=== WRITTEN REQUEST ===
Sort through the data and copy the lines holding the word "type".

Dataset rows about figures:
┌──
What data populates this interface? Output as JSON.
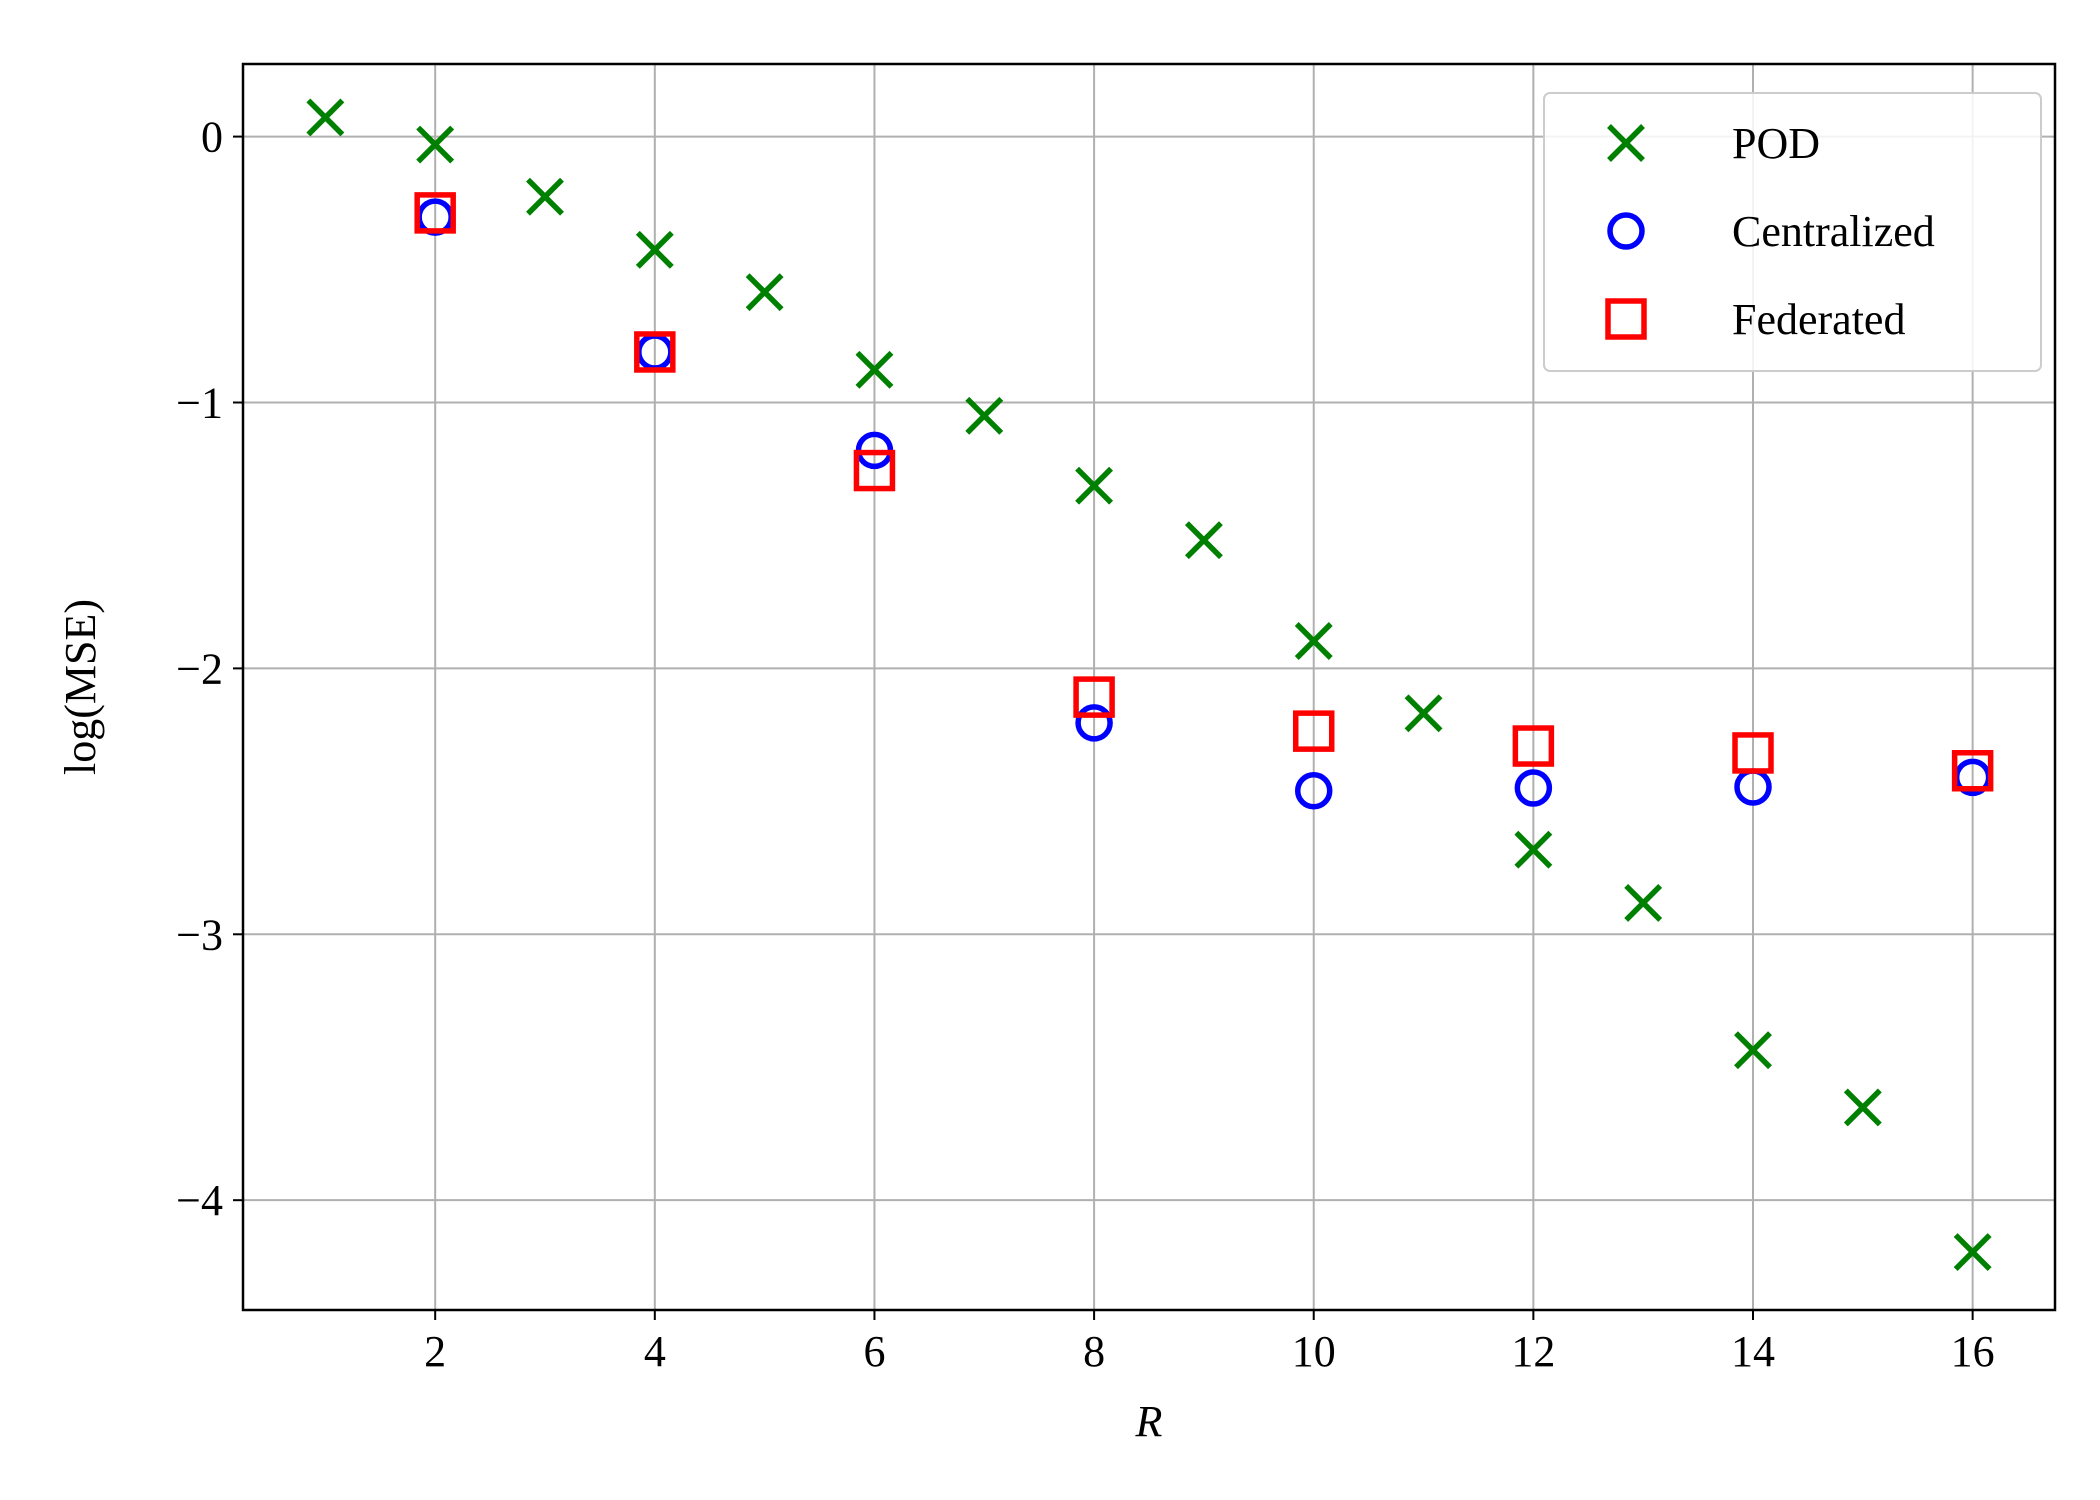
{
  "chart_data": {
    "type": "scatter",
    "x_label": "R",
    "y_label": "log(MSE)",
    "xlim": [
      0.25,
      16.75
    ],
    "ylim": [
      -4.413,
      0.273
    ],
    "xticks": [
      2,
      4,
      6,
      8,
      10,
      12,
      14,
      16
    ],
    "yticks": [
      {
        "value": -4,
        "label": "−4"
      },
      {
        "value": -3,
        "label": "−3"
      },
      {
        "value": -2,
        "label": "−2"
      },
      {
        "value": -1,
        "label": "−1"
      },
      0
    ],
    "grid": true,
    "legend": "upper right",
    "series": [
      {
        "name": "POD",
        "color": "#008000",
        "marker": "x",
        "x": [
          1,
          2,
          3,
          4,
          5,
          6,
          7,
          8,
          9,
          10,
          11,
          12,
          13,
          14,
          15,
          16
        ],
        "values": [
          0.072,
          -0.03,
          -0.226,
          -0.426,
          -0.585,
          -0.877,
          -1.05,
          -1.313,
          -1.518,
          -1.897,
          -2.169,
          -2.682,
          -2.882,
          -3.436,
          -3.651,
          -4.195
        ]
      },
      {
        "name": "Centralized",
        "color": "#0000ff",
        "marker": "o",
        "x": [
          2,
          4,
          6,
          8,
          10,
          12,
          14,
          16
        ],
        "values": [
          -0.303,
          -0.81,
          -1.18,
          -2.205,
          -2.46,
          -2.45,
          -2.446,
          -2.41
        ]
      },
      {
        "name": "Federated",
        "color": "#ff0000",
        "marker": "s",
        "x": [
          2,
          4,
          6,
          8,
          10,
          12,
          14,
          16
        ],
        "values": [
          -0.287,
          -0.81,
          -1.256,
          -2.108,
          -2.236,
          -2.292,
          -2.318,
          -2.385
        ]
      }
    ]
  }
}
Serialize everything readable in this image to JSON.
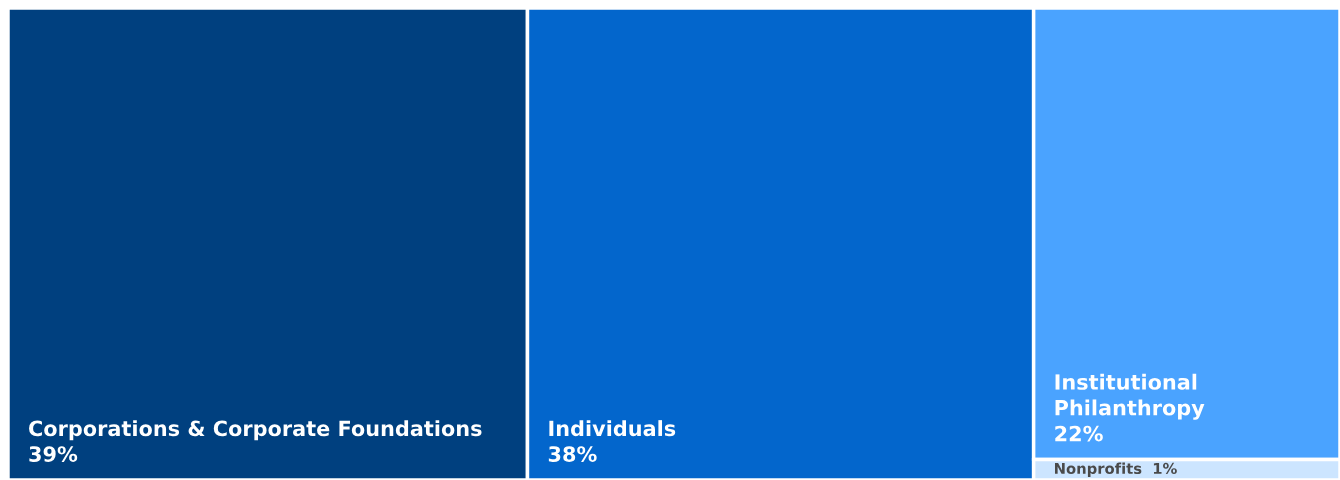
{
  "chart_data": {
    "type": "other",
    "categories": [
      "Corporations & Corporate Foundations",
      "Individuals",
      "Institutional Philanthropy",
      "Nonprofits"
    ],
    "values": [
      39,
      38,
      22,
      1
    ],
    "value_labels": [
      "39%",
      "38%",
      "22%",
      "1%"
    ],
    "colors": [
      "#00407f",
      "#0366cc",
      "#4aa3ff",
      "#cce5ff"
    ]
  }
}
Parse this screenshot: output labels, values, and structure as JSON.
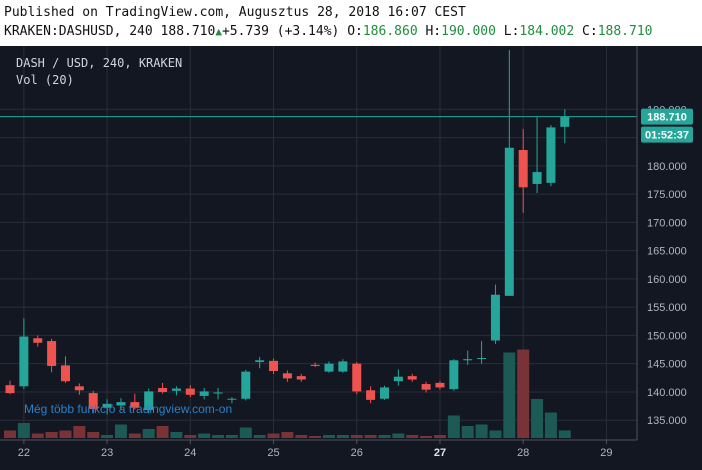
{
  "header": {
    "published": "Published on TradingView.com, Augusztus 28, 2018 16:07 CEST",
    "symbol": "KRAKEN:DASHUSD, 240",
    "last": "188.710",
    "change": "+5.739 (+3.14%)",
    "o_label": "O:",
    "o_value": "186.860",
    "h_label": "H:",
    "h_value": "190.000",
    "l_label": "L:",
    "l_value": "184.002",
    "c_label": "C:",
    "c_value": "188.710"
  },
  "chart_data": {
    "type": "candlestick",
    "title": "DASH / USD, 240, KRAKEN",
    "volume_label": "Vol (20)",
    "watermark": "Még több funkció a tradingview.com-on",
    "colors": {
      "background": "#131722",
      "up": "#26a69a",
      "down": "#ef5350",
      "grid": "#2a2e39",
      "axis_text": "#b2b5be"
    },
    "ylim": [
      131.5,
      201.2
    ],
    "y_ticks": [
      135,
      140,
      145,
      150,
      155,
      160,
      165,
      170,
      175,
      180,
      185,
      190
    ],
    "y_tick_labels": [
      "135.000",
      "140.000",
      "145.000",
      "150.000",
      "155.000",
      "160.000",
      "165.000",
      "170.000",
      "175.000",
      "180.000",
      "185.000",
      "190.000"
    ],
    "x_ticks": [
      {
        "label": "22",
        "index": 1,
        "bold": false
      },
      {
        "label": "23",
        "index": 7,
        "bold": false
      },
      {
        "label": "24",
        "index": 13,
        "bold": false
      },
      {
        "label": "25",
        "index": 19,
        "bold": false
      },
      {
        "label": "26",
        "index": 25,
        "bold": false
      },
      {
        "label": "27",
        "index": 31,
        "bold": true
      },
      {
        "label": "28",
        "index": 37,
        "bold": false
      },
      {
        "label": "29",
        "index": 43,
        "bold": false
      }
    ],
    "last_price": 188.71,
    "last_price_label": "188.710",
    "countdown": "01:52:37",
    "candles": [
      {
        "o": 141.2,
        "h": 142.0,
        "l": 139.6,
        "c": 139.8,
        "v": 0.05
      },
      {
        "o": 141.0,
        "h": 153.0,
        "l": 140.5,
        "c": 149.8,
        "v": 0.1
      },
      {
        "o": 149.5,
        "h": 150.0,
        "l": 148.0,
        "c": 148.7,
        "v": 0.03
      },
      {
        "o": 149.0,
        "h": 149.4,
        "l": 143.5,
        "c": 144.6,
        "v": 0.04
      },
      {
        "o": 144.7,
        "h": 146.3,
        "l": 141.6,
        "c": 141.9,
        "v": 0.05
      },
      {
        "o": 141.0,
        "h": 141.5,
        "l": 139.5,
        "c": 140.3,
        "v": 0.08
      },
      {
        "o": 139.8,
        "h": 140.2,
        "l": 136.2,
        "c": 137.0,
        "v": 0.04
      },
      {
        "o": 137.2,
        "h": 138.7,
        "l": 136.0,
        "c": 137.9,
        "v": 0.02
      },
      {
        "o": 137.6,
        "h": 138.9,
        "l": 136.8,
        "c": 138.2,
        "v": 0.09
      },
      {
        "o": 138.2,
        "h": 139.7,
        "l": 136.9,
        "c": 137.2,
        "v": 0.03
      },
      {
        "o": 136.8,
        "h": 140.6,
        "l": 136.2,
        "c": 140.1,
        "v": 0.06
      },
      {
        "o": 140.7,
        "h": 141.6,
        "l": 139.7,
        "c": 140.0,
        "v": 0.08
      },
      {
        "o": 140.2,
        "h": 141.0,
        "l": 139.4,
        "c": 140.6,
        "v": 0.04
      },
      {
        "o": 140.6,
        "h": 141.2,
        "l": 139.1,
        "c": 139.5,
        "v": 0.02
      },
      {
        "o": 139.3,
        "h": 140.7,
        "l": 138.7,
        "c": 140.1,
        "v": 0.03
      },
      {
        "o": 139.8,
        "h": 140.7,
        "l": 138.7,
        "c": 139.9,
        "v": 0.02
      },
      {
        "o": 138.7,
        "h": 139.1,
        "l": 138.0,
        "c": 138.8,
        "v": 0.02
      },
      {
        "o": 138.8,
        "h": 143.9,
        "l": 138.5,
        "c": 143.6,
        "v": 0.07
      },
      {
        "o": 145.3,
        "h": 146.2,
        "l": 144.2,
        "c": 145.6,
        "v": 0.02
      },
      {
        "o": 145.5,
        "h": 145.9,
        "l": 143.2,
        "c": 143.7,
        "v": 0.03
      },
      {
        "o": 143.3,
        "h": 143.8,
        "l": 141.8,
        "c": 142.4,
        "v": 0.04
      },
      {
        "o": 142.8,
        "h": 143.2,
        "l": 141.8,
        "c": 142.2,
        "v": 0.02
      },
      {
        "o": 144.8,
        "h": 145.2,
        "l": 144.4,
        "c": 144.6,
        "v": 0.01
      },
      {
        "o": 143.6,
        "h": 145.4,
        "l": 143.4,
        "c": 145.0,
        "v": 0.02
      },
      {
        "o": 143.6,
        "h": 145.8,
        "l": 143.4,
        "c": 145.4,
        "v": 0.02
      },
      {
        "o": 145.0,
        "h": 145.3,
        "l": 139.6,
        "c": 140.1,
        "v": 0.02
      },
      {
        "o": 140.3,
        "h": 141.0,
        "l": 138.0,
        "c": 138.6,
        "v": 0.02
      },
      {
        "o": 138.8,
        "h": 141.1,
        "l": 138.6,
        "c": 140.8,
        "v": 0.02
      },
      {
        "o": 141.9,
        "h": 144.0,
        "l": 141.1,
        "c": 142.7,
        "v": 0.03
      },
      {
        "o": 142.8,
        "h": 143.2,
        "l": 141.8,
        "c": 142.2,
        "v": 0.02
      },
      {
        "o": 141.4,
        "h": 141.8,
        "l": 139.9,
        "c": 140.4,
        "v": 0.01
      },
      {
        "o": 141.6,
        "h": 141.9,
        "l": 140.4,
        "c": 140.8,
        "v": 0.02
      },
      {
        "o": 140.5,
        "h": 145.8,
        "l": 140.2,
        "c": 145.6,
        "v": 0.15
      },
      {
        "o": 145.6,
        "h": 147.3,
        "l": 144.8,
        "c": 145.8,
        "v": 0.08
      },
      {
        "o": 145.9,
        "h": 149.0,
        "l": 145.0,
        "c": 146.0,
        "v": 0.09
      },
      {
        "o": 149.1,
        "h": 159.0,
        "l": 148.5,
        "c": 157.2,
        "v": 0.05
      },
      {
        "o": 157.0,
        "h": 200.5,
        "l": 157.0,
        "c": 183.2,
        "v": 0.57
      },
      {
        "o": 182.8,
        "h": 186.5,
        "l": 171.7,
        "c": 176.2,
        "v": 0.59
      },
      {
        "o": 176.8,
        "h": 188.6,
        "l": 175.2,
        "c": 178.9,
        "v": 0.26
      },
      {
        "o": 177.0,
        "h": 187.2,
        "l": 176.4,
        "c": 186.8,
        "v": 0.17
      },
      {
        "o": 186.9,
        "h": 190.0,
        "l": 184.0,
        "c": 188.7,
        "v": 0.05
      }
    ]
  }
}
└──
=== TASK RESULT ===
    "type": "scatter",
    "type": "other",
    "type": "candlestick",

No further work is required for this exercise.